- [Task details]: Scan the data below and report how many lines include the word "Delhi". Nothing else is wanted.

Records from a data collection

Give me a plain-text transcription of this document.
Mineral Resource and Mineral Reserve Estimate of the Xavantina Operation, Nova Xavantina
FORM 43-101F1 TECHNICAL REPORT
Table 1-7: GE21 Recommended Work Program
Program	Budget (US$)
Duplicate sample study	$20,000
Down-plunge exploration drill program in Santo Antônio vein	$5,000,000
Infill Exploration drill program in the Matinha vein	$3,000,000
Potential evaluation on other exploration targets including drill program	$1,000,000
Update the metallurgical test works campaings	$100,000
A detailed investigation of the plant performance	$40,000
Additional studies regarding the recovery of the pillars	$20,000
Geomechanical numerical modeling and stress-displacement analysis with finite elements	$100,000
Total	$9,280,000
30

==

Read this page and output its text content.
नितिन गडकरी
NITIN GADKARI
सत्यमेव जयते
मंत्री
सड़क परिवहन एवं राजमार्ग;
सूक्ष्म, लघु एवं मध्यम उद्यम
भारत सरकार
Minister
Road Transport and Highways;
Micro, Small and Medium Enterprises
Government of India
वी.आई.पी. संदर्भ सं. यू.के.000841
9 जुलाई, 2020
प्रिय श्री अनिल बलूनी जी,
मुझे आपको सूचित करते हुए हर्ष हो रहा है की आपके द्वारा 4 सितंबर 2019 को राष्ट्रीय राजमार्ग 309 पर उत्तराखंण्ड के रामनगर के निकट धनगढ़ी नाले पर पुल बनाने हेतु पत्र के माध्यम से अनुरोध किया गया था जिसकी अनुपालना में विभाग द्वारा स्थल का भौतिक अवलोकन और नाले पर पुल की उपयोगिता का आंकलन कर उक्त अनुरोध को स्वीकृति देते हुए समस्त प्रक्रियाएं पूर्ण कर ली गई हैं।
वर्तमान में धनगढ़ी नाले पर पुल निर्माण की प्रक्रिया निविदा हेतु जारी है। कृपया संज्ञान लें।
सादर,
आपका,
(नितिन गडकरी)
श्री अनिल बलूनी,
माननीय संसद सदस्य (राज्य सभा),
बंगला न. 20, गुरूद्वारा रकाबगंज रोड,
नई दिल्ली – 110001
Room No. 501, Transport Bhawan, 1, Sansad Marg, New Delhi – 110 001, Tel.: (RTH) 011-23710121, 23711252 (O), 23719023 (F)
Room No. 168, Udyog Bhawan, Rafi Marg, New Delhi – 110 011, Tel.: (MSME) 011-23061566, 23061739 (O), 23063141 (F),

- [Problem solution]: 2